▼▼▼

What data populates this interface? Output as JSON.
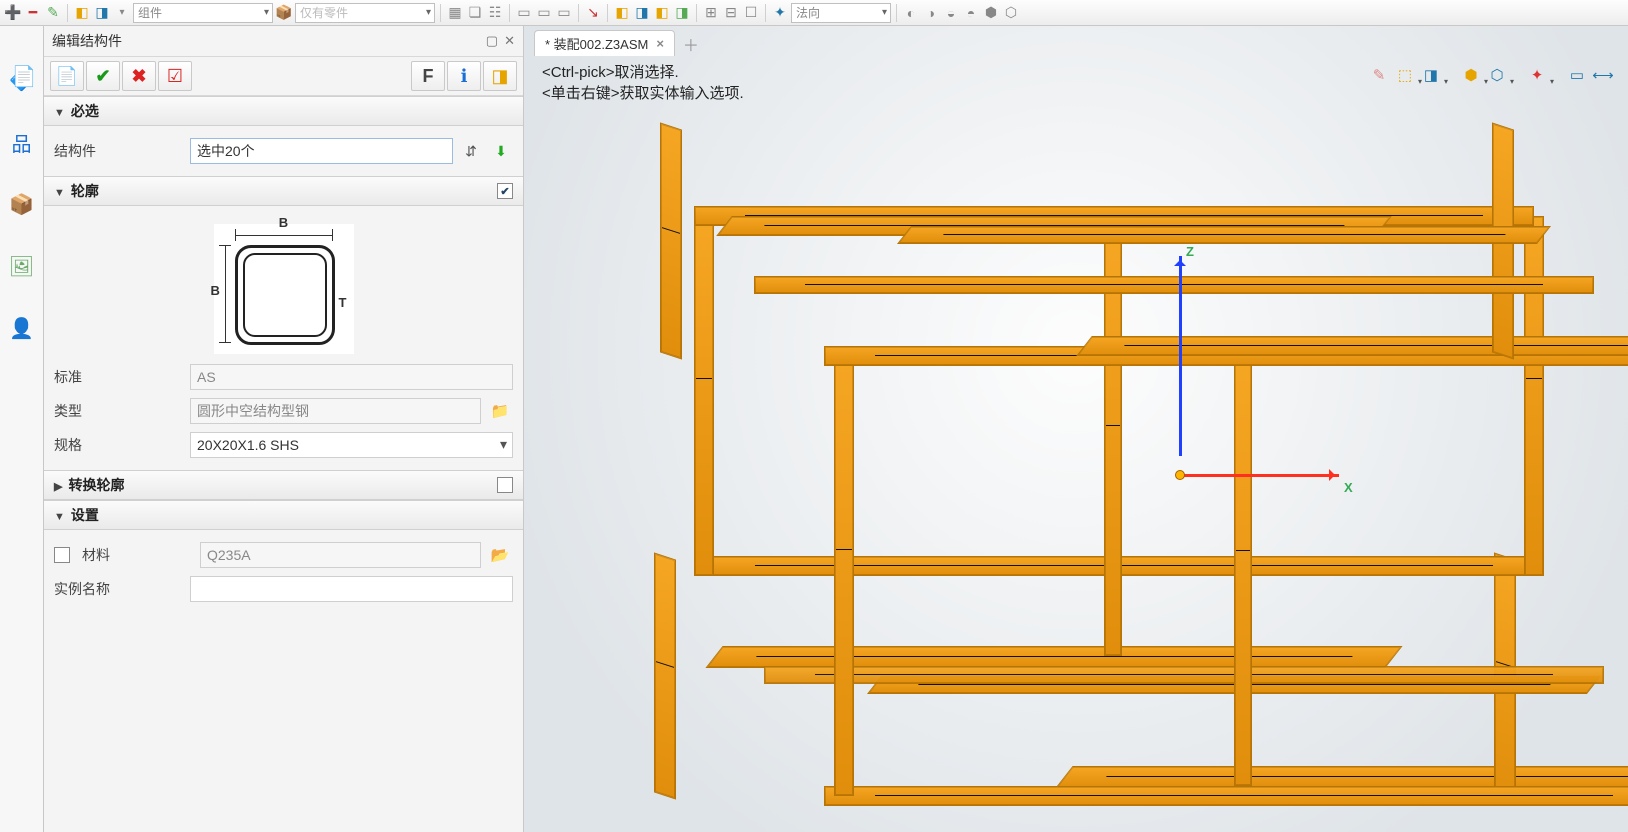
{
  "top": {
    "dropdown1": "组件",
    "dropdown2": "仅有零件",
    "dropdown3": "法向"
  },
  "panel": {
    "title": "编辑结构件",
    "toolbar": {
      "f_label": "F"
    },
    "sec_required": "必选",
    "member_label": "结构件",
    "member_value": "选中20个",
    "sec_profile": "轮廓",
    "dim_B": "B",
    "dim_T": "T",
    "std_label": "标准",
    "std_value": "AS",
    "type_label": "类型",
    "type_value": "圆形中空结构型钢",
    "spec_label": "规格",
    "spec_value": "20X20X1.6 SHS",
    "sec_transform": "转换轮廓",
    "sec_settings": "设置",
    "material_label": "材料",
    "material_value": "Q235A",
    "instance_label": "实例名称",
    "instance_value": ""
  },
  "viewport": {
    "tab_name": "* 装配002.Z3ASM",
    "hint1": "<Ctrl-pick>取消选择.",
    "hint2": "<单击右键>获取实体输入选项.",
    "axis_z": "Z",
    "axis_x": "X"
  }
}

▲▲▲

Task prompt: Leave out the pictures and reproduce the rest of the listing exactly.

Task result:
What data populates this interface? Output as JSON.
{
  "top": {
    "dropdown1": "组件",
    "dropdown2": "仅有零件",
    "dropdown3": "法向"
  },
  "panel": {
    "title": "编辑结构件",
    "toolbar": {
      "f_label": "F"
    },
    "sec_required": "必选",
    "member_label": "结构件",
    "member_value": "选中20个",
    "sec_profile": "轮廓",
    "dim_B": "B",
    "dim_T": "T",
    "std_label": "标准",
    "std_value": "AS",
    "type_label": "类型",
    "type_value": "圆形中空结构型钢",
    "spec_label": "规格",
    "spec_value": "20X20X1.6 SHS",
    "sec_transform": "转换轮廓",
    "sec_settings": "设置",
    "material_label": "材料",
    "material_value": "Q235A",
    "instance_label": "实例名称",
    "instance_value": ""
  },
  "viewport": {
    "tab_name": "* 装配002.Z3ASM",
    "hint1": "<Ctrl-pick>取消选择.",
    "hint2": "<单击右键>获取实体输入选项.",
    "axis_z": "Z",
    "axis_x": "X"
  }
}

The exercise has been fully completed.